TASK TO CARRY OUT:
Search the material for the word "here" and copy each line that holds it.

RECORDS PROVIDED:
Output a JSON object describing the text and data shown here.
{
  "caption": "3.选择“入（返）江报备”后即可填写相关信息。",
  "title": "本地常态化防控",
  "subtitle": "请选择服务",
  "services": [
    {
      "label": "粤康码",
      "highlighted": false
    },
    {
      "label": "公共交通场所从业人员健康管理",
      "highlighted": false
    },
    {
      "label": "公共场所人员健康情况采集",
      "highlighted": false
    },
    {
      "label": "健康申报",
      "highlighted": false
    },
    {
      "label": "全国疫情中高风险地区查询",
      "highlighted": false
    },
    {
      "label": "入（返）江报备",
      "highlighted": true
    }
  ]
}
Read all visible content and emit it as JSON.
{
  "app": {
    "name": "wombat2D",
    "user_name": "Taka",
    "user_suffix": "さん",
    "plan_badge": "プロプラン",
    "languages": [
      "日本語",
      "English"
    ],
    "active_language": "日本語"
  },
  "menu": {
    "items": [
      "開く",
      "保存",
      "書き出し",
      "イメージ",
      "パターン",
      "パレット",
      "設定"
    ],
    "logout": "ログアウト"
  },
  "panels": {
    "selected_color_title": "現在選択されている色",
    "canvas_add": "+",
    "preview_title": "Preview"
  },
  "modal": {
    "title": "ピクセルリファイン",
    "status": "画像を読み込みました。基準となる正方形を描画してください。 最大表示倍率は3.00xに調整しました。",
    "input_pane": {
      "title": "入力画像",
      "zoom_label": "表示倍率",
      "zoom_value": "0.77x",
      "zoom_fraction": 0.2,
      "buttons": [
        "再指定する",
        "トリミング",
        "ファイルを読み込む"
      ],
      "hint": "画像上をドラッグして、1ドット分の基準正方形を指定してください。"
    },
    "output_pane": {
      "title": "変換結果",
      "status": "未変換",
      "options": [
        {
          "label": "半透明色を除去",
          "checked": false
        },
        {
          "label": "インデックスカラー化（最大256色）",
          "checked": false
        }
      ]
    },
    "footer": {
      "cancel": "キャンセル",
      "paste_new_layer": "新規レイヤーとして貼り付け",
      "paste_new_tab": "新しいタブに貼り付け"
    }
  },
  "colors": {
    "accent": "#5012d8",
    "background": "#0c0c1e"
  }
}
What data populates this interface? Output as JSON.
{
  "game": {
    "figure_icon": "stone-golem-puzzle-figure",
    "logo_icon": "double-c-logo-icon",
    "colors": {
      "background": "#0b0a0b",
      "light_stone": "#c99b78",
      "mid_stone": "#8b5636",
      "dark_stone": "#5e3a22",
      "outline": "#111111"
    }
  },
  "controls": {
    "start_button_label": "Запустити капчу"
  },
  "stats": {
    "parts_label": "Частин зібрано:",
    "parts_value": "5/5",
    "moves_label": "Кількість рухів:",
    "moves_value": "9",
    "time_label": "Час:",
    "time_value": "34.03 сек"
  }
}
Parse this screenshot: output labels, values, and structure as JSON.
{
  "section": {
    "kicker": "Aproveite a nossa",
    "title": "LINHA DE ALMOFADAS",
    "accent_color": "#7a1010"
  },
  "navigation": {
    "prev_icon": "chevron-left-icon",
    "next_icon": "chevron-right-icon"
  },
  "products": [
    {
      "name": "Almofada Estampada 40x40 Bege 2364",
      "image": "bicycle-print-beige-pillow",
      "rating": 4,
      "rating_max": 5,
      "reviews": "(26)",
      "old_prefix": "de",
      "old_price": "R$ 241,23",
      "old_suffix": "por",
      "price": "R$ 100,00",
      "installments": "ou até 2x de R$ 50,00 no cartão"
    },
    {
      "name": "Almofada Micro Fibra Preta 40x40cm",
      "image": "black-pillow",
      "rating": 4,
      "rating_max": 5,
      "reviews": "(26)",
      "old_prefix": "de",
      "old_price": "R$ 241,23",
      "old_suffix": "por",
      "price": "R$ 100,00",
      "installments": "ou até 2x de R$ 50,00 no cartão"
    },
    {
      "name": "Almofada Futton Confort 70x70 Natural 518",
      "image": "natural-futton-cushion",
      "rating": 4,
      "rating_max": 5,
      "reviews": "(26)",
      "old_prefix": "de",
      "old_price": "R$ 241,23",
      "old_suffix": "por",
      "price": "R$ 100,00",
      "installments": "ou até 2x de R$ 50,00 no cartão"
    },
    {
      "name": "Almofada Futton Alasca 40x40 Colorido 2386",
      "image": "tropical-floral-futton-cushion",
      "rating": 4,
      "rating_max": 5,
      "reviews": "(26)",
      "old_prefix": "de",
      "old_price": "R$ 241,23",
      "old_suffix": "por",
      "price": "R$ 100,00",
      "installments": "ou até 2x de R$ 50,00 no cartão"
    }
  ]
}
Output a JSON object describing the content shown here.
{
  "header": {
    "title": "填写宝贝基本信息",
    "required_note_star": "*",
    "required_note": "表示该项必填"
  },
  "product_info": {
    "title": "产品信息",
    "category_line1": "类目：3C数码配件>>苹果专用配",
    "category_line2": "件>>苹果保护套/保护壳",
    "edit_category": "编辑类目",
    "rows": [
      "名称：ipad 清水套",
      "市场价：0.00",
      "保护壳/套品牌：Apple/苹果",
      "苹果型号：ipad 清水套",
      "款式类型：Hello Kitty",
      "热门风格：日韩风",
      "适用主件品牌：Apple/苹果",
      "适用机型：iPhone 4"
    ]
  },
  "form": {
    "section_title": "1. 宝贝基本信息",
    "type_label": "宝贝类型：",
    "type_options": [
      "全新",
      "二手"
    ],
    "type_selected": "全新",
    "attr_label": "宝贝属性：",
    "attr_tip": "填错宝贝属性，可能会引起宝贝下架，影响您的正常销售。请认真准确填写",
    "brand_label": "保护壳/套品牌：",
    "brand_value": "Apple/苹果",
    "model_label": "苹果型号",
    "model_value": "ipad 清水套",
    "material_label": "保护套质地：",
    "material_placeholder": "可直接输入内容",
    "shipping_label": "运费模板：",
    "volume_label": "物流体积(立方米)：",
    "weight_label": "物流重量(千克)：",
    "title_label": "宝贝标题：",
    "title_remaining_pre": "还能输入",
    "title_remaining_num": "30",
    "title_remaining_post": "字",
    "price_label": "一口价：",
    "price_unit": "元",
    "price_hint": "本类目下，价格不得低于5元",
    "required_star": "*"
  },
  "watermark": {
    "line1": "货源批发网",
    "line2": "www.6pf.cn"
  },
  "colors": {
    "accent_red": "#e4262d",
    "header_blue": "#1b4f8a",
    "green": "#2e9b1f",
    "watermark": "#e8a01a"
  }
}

WRITTEN ANSWER:
Output a JSON object describing the text and data shown here.
Output a JSON object describing the content shown here.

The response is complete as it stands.